AIM OF THE TASK
Drop the pictures from the entries below, then reproduce the rest exactly.

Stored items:
-.-.-

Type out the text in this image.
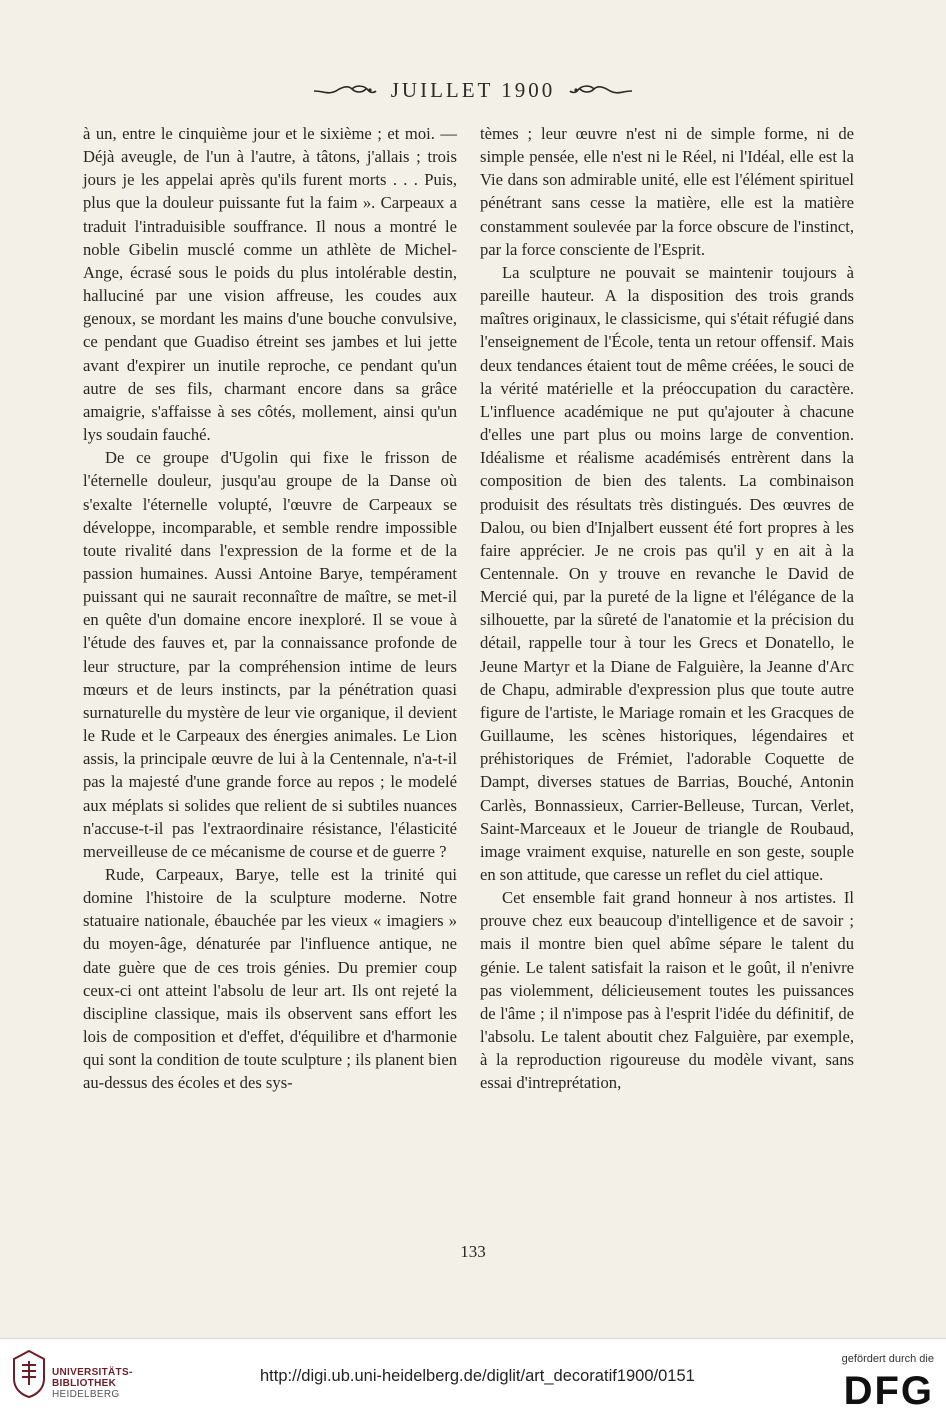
JUILLET 1900

à un, entre le cinquième jour et le sixième ; et moi. — Déjà aveugle, de l'un à l'autre, à tâtons, j'allais ; trois jours je les appelai après qu'ils furent morts . . . Puis, plus que la douleur puissante fut la faim ». Carpeaux a traduit l'intraduisible souffrance. Il nous a montré le noble Gibelin musclé comme un athlète de Michel-Ange, écrasé sous le poids du plus intolérable destin, halluciné par une vision affreuse, les coudes aux genoux, se mordant les mains d'une bouche convulsive, ce pendant que Guadiso étreint ses jambes et lui jette avant d'expirer un inutile reproche, ce pendant qu'un autre de ses fils, charmant encore dans sa grâce amaigrie, s'affaisse à ses côtés, mollement, ainsi qu'un lys soudain fauché.

De ce groupe d'Ugolin qui fixe le frisson de l'éternelle douleur, jusqu'au groupe de la Danse où s'exalte l'éternelle volupté, l'œuvre de Carpeaux se développe, incomparable, et semble rendre impossible toute rivalité dans l'expression de la forme et de la passion humaines. Aussi Antoine Barye, tempérament puissant qui ne saurait reconnaître de maître, se met-il en quête d'un domaine encore inexploré. Il se voue à l'étude des fauves et, par la connaissance profonde de leur structure, par la compréhension intime de leurs mœurs et de leurs instincts, par la pénétration quasi surnaturelle du mystère de leur vie organique, il devient le Rude et le Carpeaux des énergies animales. Le Lion assis, la principale œuvre de lui à la Centennale, n'a-t-il pas la majesté d'une grande force au repos ; le modelé aux méplats si solides que relient de si subtiles nuances n'accuse-t-il pas l'extraordinaire résistance, l'élasticité merveilleuse de ce mécanisme de course et de guerre ?

Rude, Carpeaux, Barye, telle est la trinité qui domine l'histoire de la sculpture moderne. Notre statuaire nationale, ébauchée par les vieux « imagiers » du moyen-âge, dénaturée par l'influence antique, ne date guère que de ces trois génies. Du premier coup ceux-ci ont atteint l'absolu de leur art. Ils ont rejeté la discipline classique, mais ils observent sans effort les lois de composition et d'effet, d'équilibre et d'harmonie qui sont la condition de toute sculpture ; ils planent bien au-dessus des écoles et des sys-

tèmes ; leur œuvre n'est ni de simple forme, ni de simple pensée, elle n'est ni le Réel, ni l'Idéal, elle est la Vie dans son admirable unité, elle est l'élément spirituel pénétrant sans cesse la matière, elle est la matière constamment soulevée par la force obscure de l'instinct, par la force consciente de l'Esprit.

La sculpture ne pouvait se maintenir toujours à pareille hauteur. A la disposition des trois grands maîtres originaux, le classicisme, qui s'était réfugié dans l'enseignement de l'École, tenta un retour offensif. Mais deux tendances étaient tout de même créées, le souci de la vérité matérielle et la préoccupation du caractère. L'influence académique ne put qu'ajouter à chacune d'elles une part plus ou moins large de convention. Idéalisme et réalisme académisés entrèrent dans la composition de bien des talents. La combinaison produisit des résultats très distingués. Des œuvres de Dalou, ou bien d'Injalbert eussent été fort propres à les faire apprécier. Je ne crois pas qu'il y en ait à la Centennale. On y trouve en revanche le David de Mercié qui, par la pureté de la ligne et l'élégance de la silhouette, par la sûreté de l'anatomie et la précision du détail, rappelle tour à tour les Grecs et Donatello, le Jeune Martyr et la Diane de Falguière, la Jeanne d'Arc de Chapu, admirable d'expression plus que toute autre figure de l'artiste, le Mariage romain et les Gracques de Guillaume, les scènes historiques, légendaires et préhistoriques de Frémiet, l'adorable Coquette de Dampt, diverses statues de Barrias, Bouché, Antonin Carlès, Bonnassieux, Carrier-Belleuse, Turcan, Verlet, Saint-Marceaux et le Joueur de triangle de Roubaud, image vraiment exquise, naturelle en son geste, souple en son attitude, que caresse un reflet du ciel attique.

Cet ensemble fait grand honneur à nos artistes. Il prouve chez eux beaucoup d'intelligence et de savoir ; mais il montre bien quel abîme sépare le talent du génie. Le talent satisfait la raison et le goût, il n'enivre pas violemment, délicieusement toutes les puissances de l'âme ; il n'impose pas à l'esprit l'idée du définitif, de l'absolu. Le talent aboutit chez Falguière, par exemple, à la reproduction rigoureuse du modèle vivant, sans essai d'intreprétation,

133
UNIVERSITÄTS-
BIBLIOTHEK
HEIDELBERG
http://digi.ub.uni-heidelberg.de/diglit/art_decoratif1900/0151
gefördert durch die
DFG
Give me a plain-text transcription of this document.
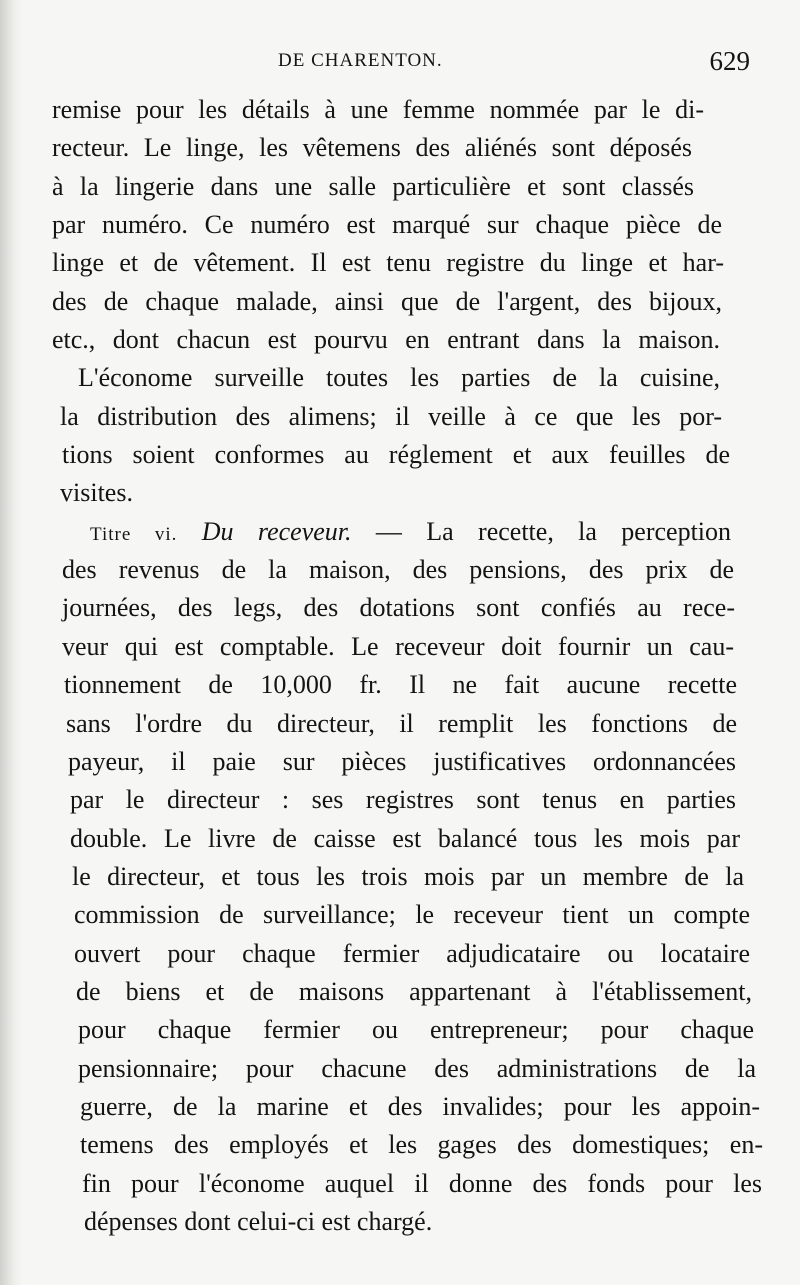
DE CHARENTON.	629
remise pour les détails à une femme nommée par le di-
recteur. Le linge, les vêtemens des aliénés sont déposés
à la lingerie dans une salle particulière et sont classés
par numéro. Ce numéro est marqué sur chaque pièce de
linge et de vêtement. Il est tenu registre du linge et har-
des de chaque malade, ainsi que de l'argent, des bijoux,
etc., dont chacun est pourvu en entrant dans la maison.
L'économe surveille toutes les parties de la cuisine,
la distribution des alimens; il veille à ce que les por-
tions soient conformes au réglement et aux feuilles de
visites.
Titre vi. Du receveur. — La recette, la perception
des revenus de la maison, des pensions, des prix de
journées, des legs, des dotations sont confiés au rece-
veur qui est comptable. Le receveur doit fournir un cau-
tionnement de 10,000 fr. Il ne fait aucune recette
sans l'ordre du directeur, il remplit les fonctions de
payeur, il paie sur pièces justificatives ordonnancées
par le directeur : ses registres sont tenus en parties
double. Le livre de caisse est balancé tous les mois par
le directeur, et tous les trois mois par un membre de la
commission de surveillance; le receveur tient un compte
ouvert pour chaque fermier adjudicataire ou locataire
de biens et de maisons appartenant à l'établissement,
pour chaque fermier ou entrepreneur; pour chaque
pensionnaire; pour chacune des administrations de la
guerre, de la marine et des invalides; pour les appoin-
temens des employés et les gages des domestiques; en-
fin pour l'économe auquel il donne des fonds pour les
dépenses dont celui-ci est chargé.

-.-.-

SOLUTION
Type out the text in this image.
JUILLET 1900

à un, entre le cinquième jour et le sixième ; et moi. — Déjà aveugle, de l'un à l'autre, à tâtons, j'allais ; trois jours je les appelai après qu'ils furent morts . . . Puis, plus que la douleur puissante fut la faim ». Carpeaux a traduit l'intraduisible souffrance. Il nous a montré le noble Gibelin musclé comme un athlète de Michel-Ange, écrasé sous le poids du plus intolérable destin, halluciné par une vision affreuse, les coudes aux genoux, se mordant les mains d'une bouche convulsive, ce pendant que Guadiso étreint ses jambes et lui jette avant d'expirer un inutile reproche, ce pendant qu'un autre de ses fils, charmant encore dans sa grâce amaigrie, s'affaisse à ses côtés, mollement, ainsi qu'un lys soudain fauché.

De ce groupe d'Ugolin qui fixe le frisson de l'éternelle douleur, jusqu'au groupe de la Danse où s'exalte l'éternelle volupté, l'œuvre de Carpeaux se développe, incomparable, et semble rendre impossible toute rivalité dans l'expression de la forme et de la passion humaines. Aussi Antoine Barye, tempérament puissant qui ne saurait reconnaître de maître, se met-il en quête d'un domaine encore inexploré. Il se voue à l'étude des fauves et, par la connaissance profonde de leur structure, par la compréhension intime de leurs mœurs et de leurs instincts, par la pénétration quasi surnaturelle du mystère de leur vie organique, il devient le Rude et le Carpeaux des énergies animales. Le Lion assis, la principale œuvre de lui à la Centennale, n'a-t-il pas la majesté d'une grande force au repos ; le modelé aux méplats si solides que relient de si subtiles nuances n'accuse-t-il pas l'extraordinaire résistance, l'élasticité merveilleuse de ce mécanisme de course et de guerre ?

Rude, Carpeaux, Barye, telle est la trinité qui domine l'histoire de la sculpture moderne. Notre statuaire nationale, ébauchée par les vieux « imagiers » du moyen-âge, dénaturée par l'influence antique, ne date guère que de ces trois génies. Du premier coup ceux-ci ont atteint l'absolu de leur art. Ils ont rejeté la discipline classique, mais ils observent sans effort les lois de composition et d'effet, d'équilibre et d'harmonie qui sont la condition de toute sculpture ; ils planent bien au-dessus des écoles et des sys-

tèmes ; leur œuvre n'est ni de simple forme, ni de simple pensée, elle n'est ni le Réel, ni l'Idéal, elle est la Vie dans son admirable unité, elle est l'élément spirituel pénétrant sans cesse la matière, elle est la matière constamment soulevée par la force obscure de l'instinct, par la force consciente de l'Esprit.

La sculpture ne pouvait se maintenir toujours à pareille hauteur. A la disposition des trois grands maîtres originaux, le classicisme, qui s'était réfugié dans l'enseignement de l'École, tenta un retour offensif. Mais deux tendances étaient tout de même créées, le souci de la vérité matérielle et la préoccupation du caractère. L'influence académique ne put qu'ajouter à chacune d'elles une part plus ou moins large de convention. Idéalisme et réalisme académisés entrèrent dans la composition de bien des talents. La combinaison produisit des résultats très distingués. Des œuvres de Dalou, ou bien d'Injalbert eussent été fort propres à les faire apprécier. Je ne crois pas qu'il y en ait à la Centennale. On y trouve en revanche le David de Mercié qui, par la pureté de la ligne et l'élégance de la silhouette, par la sûreté de l'anatomie et la précision du détail, rappelle tour à tour les Grecs et Donatello, le Jeune Martyr et la Diane de Falguière, la Jeanne d'Arc de Chapu, admirable d'expression plus que toute autre figure de l'artiste, le Mariage romain et les Gracques de Guillaume, les scènes historiques, légendaires et préhistoriques de Frémiet, l'adorable Coquette de Dampt, diverses statues de Barrias, Bouché, Antonin Carlès, Bonnassieux, Carrier-Belleuse, Turcan, Verlet, Saint-Marceaux et le Joueur de triangle de Roubaud, image vraiment exquise, naturelle en son geste, souple en son attitude, que caresse un reflet du ciel attique.

Cet ensemble fait grand honneur à nos artistes. Il prouve chez eux beaucoup d'intelligence et de savoir ; mais il montre bien quel abîme sépare le talent du génie. Le talent satisfait la raison et le goût, il n'enivre pas violemment, délicieusement toutes les puissances de l'âme ; il n'impose pas à l'esprit l'idée du définitif, de l'absolu. Le talent aboutit chez Falguière, par exemple, à la reproduction rigoureuse du modèle vivant, sans essai d'intreprétation,

133
UNIVERSITÄTS-
BIBLIOTHEK
HEIDELBERG
http://digi.ub.uni-heidelberg.de/diglit/art_decoratif1900/0151
gefördert durch die
DFG
Give me a plain-text transcription of this document.
DE CHARENTON.	629
remise pour les détails à une femme nommée par le di-
recteur. Le linge, les vêtemens des aliénés sont déposés
à la lingerie dans une salle particulière et sont classés
par numéro. Ce numéro est marqué sur chaque pièce de
linge et de vêtement. Il est tenu registre du linge et har-
des de chaque malade, ainsi que de l'argent, des bijoux,
etc., dont chacun est pourvu en entrant dans la maison.
L'économe surveille toutes les parties de la cuisine,
la distribution des alimens; il veille à ce que les por-
tions soient conformes au réglement et aux feuilles de
visites.
Titre vi. Du receveur. — La recette, la perception
des revenus de la maison, des pensions, des prix de
journées, des legs, des dotations sont confiés au rece-
veur qui est comptable. Le receveur doit fournir un cau-
tionnement de 10,000 fr. Il ne fait aucune recette
sans l'ordre du directeur, il remplit les fonctions de
payeur, il paie sur pièces justificatives ordonnancées
par le directeur : ses registres sont tenus en parties
double. Le livre de caisse est balancé tous les mois par
le directeur, et tous les trois mois par un membre de la
commission de surveillance; le receveur tient un compte
ouvert pour chaque fermier adjudicataire ou locataire
de biens et de maisons appartenant à l'établissement,
pour chaque fermier ou entrepreneur; pour chaque
pensionnaire; pour chacune des administrations de la
guerre, de la marine et des invalides; pour les appoin-
temens des employés et les gages des domestiques; en-
fin pour l'économe auquel il donne des fonds pour les
dépenses dont celui-ci est chargé.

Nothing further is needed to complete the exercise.